● INSTRUCTIONS TO FOLLOW: Repeat, exactly and completely, the material that follows. Omit the pictures.

[Data entries]
§
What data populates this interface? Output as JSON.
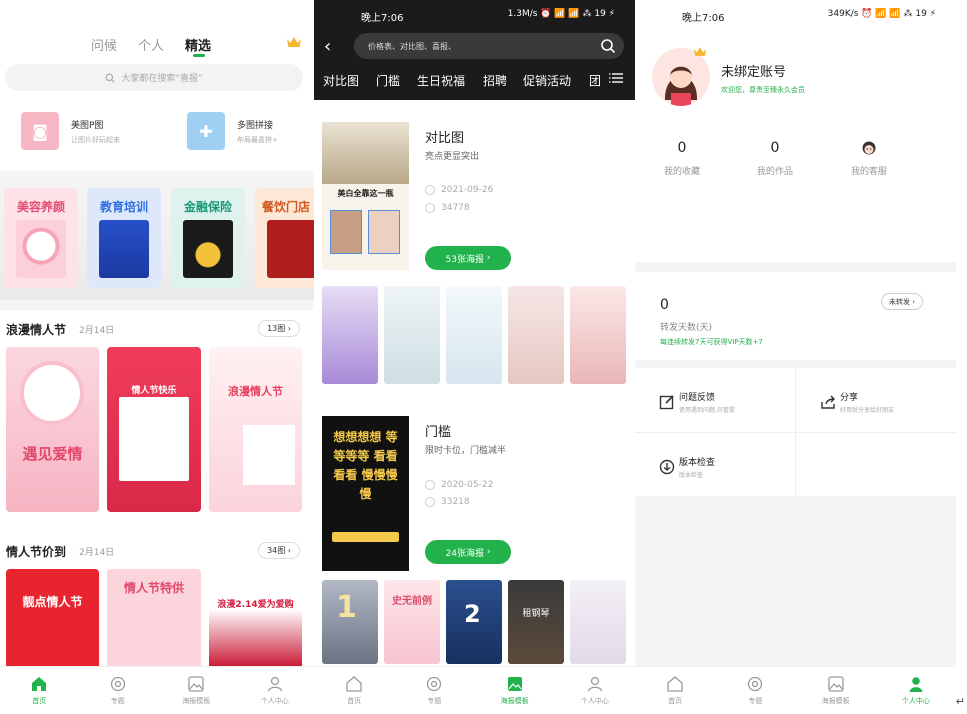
{
  "colors": {
    "accent": "#22b24c",
    "dark_header": "#1b1b1b",
    "pink": "#ff6b8a",
    "red": "#e8343f"
  },
  "screen1": {
    "tabs": [
      "问候",
      "个人",
      "精选"
    ],
    "search_placeholder": "大家都在搜索“喜报”",
    "tools": [
      {
        "title": "美图P图",
        "sub": "让图片好玩起来"
      },
      {
        "title": "多图拼接",
        "sub": "布局最喜拼+"
      }
    ],
    "categories": [
      "美容养颜",
      "教育培训",
      "金融保险",
      "餐饮门店"
    ],
    "sections": [
      {
        "title": "浪漫情人节",
        "date": "2月14日",
        "count": "13图"
      },
      {
        "title": "情人节价到",
        "date": "2月14日",
        "count": "34图"
      }
    ],
    "posters_row1": [
      "遇见爱情",
      "情人节快乐",
      "浪漫情人节"
    ],
    "posters_row2": [
      "靓点情人节",
      "情人节特供",
      "浪漫2.14爱为爱购"
    ]
  },
  "screen2": {
    "status_time": "晚上7:06",
    "status_right": "1.3M/s ⏰ 📶 📶 ⁂ 19 ⚡",
    "search_placeholder": "价格表、对比图、喜报、",
    "tabs": [
      "对比图",
      "门槛",
      "生日祝福",
      "招聘",
      "促销活动",
      "团"
    ],
    "cards": [
      {
        "title": "对比图",
        "sub": "亮点更显突出",
        "date": "2021-09-26",
        "views": "34778",
        "button": "53张海报",
        "cover_text": "美白全靠这一瓶"
      },
      {
        "title": "门槛",
        "sub": "限时卡位，门槛减半",
        "date": "2020-05-22",
        "views": "33218",
        "button": "24张海报",
        "cover_text": "想想想想 等等等等 看看看看 慢慢慢慢"
      }
    ],
    "thumbs_row2": [
      "1",
      "史无前例",
      "2",
      "租钢琴",
      ""
    ]
  },
  "screen3": {
    "status_time": "晚上7:06",
    "status_right": "349K/s ⏰ 📶 📶 ⁂ 19 ⚡",
    "account_name": "未绑定账号",
    "account_sub": "欢迎您，尊贵至臻永久会员",
    "stats": [
      {
        "num": "0",
        "label": "我的收藏"
      },
      {
        "num": "0",
        "label": "我的作品"
      },
      {
        "num": "",
        "label": "我的客服"
      }
    ],
    "forward": {
      "num": "0",
      "label": "转发天数(天)",
      "green": "每连续转发7天可获得VIP天数+7",
      "button": "未转发"
    },
    "menus": [
      {
        "title": "问题反馈",
        "sub": "使用遇到问题,尽管提"
      },
      {
        "title": "分享",
        "sub": "好用就分享给好朋友"
      },
      {
        "title": "版本检查",
        "sub": "版本检查"
      }
    ]
  },
  "nav": [
    "首页",
    "专题",
    "海报模板",
    "个人中心"
  ]
}
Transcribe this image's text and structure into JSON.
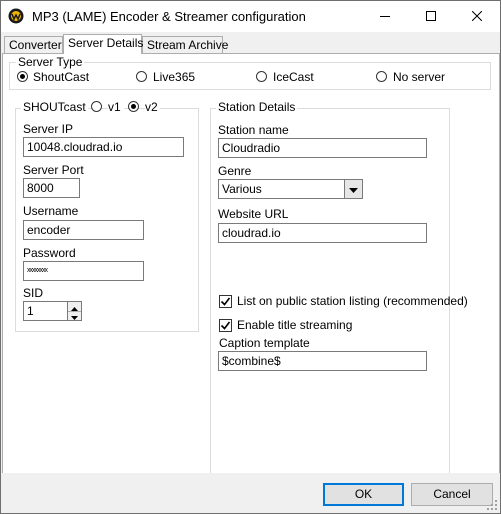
§
● TASK RESULT:
What data populates this interface? Output as JSON.
{
  "colors": {
    "accent": "#22b24c",
    "dark_header": "#1b1b1b",
    "pink": "#ff6b8a",
    "red": "#e8343f"
  },
  "screen1": {
    "tabs": [
      "问候",
      "个人",
      "精选"
    ],
    "search_placeholder": "大家都在搜索“喜报”",
    "tools": [
      {
        "title": "美图P图",
        "sub": "让图片好玩起来"
      },
      {
        "title": "多图拼接",
        "sub": "布局最喜拼+"
      }
    ],
    "categories": [
      "美容养颜",
      "教育培训",
      "金融保险",
      "餐饮门店"
    ],
    "sections": [
      {
        "title": "浪漫情人节",
        "date": "2月14日",
        "count": "13图"
      },
      {
        "title": "情人节价到",
        "date": "2月14日",
        "count": "34图"
      }
    ],
    "posters_row1": [
      "遇见爱情",
      "情人节快乐",
      "浪漫情人节"
    ],
    "posters_row2": [
      "靓点情人节",
      "情人节特供",
      "浪漫2.14爱为爱购"
    ]
  },
  "screen2": {
    "status_time": "晚上7:06",
    "status_right": "1.3M/s ⏰ 📶 📶 ⁂ 19 ⚡",
    "search_placeholder": "价格表、对比图、喜报、",
    "tabs": [
      "对比图",
      "门槛",
      "生日祝福",
      "招聘",
      "促销活动",
      "团"
    ],
    "cards": [
      {
        "title": "对比图",
        "sub": "亮点更显突出",
        "date": "2021-09-26",
        "views": "34778",
        "button": "53张海报",
        "cover_text": "美白全靠这一瓶"
      },
      {
        "title": "门槛",
        "sub": "限时卡位，门槛减半",
        "date": "2020-05-22",
        "views": "33218",
        "button": "24张海报",
        "cover_text": "想想想想 等等等等 看看看看 慢慢慢慢"
      }
    ],
    "thumbs_row2": [
      "1",
      "史无前例",
      "2",
      "租钢琴",
      ""
    ]
  },
  "screen3": {
    "status_time": "晚上7:06",
    "status_right": "349K/s ⏰ 📶 📶 ⁂ 19 ⚡",
    "account_name": "未绑定账号",
    "account_sub": "欢迎您，尊贵至臻永久会员",
    "stats": [
      {
        "num": "0",
        "label": "我的收藏"
      },
      {
        "num": "0",
        "label": "我的作品"
      },
      {
        "num": "",
        "label": "我的客服"
      }
    ],
    "forward": {
      "num": "0",
      "label": "转发天数(天)",
      "green": "每连续转发7天可获得VIP天数+7",
      "button": "未转发"
    },
    "menus": [
      {
        "title": "问题反馈",
        "sub": "使用遇到问题,尽管提"
      },
      {
        "title": "分享",
        "sub": "好用就分享给好朋友"
      },
      {
        "title": "版本检查",
        "sub": "版本检查"
      }
    ]
  },
  "nav": [
    "首页",
    "专题",
    "海报模板",
    "个人中心"
  ]
}
Transcribe this image's text and structure into JSON.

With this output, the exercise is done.